Show every line where "when" occurs.

====== SUPPLIED DATA ======

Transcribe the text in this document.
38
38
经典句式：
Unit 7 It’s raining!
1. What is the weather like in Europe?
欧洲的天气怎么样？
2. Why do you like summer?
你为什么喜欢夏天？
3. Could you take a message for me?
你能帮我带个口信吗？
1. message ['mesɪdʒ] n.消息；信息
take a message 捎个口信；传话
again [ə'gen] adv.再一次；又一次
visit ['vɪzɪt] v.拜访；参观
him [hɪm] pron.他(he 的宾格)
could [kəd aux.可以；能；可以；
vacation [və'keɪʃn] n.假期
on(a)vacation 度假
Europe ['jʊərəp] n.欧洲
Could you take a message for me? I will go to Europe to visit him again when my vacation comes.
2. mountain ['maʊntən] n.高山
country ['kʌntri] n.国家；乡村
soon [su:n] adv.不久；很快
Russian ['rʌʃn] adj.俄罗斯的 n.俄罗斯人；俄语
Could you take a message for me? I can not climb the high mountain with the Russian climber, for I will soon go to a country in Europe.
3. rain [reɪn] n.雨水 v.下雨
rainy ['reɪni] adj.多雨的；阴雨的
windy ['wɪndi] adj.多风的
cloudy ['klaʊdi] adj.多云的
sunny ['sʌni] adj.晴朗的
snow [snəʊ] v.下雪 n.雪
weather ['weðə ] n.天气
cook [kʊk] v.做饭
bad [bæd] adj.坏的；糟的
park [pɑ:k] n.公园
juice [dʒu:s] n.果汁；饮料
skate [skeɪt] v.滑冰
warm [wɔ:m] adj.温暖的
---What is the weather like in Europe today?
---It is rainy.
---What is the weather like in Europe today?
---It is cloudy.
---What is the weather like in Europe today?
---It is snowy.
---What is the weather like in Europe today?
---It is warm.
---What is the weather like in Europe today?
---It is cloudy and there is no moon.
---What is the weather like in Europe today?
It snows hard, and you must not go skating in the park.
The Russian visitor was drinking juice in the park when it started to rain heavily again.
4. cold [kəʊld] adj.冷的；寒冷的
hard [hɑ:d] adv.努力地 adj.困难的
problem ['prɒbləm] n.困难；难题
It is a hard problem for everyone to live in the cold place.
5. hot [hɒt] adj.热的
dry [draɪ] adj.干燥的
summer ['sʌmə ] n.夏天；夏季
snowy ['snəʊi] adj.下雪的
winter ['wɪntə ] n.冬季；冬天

======

## SOLUTION BELOW
Could you take a message for me? I will go to Europe to visit him again when my vacation comes.
The Russian visitor was drinking juice in the park when it started to rain heavily again.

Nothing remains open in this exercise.